__TASK OBJECTIVE__:
The records that follow should be retyped word for word.

__SUPPLIED RECORDS__:

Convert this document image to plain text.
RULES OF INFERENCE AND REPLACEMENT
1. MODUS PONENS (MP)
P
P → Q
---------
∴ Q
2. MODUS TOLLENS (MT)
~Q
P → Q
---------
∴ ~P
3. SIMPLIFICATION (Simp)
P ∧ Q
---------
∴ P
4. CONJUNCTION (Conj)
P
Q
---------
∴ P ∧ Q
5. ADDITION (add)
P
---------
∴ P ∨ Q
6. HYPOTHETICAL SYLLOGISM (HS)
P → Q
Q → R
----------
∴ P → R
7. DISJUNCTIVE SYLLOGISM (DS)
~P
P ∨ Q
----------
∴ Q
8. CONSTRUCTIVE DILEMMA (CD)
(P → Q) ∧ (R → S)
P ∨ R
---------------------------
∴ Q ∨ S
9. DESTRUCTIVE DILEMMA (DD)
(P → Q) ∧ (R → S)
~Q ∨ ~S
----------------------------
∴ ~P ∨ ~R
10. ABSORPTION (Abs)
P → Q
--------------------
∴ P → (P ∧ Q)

__FULL ANSWER__:
Convert this document image to plain text.
RULES OF INFERENCE AND REPLACEMENT
1. MODUS PONENS (MP)
P
P → Q
---------
∴ Q
2. MODUS TOLLENS (MT)
~Q
P → Q
---------
∴ ~P
3. SIMPLIFICATION (Simp)
P ∧ Q
---------
∴ P
4. CONJUNCTION (Conj)
P
Q
---------
∴ P ∧ Q
5. ADDITION (add)
P
---------
∴ P ∨ Q
6. HYPOTHETICAL SYLLOGISM (HS)
P → Q
Q → R
----------
∴ P → R
7. DISJUNCTIVE SYLLOGISM (DS)
~P
P ∨ Q
----------
∴ Q
8. CONSTRUCTIVE DILEMMA (CD)
(P → Q) ∧ (R → S)
P ∨ R
---------------------------
∴ Q ∨ S
9. DESTRUCTIVE DILEMMA (DD)
(P → Q) ∧ (R → S)
~Q ∨ ~S
----------------------------
∴ ~P ∨ ~R
10. ABSORPTION (Abs)
P → Q
--------------------
∴ P → (P ∧ Q)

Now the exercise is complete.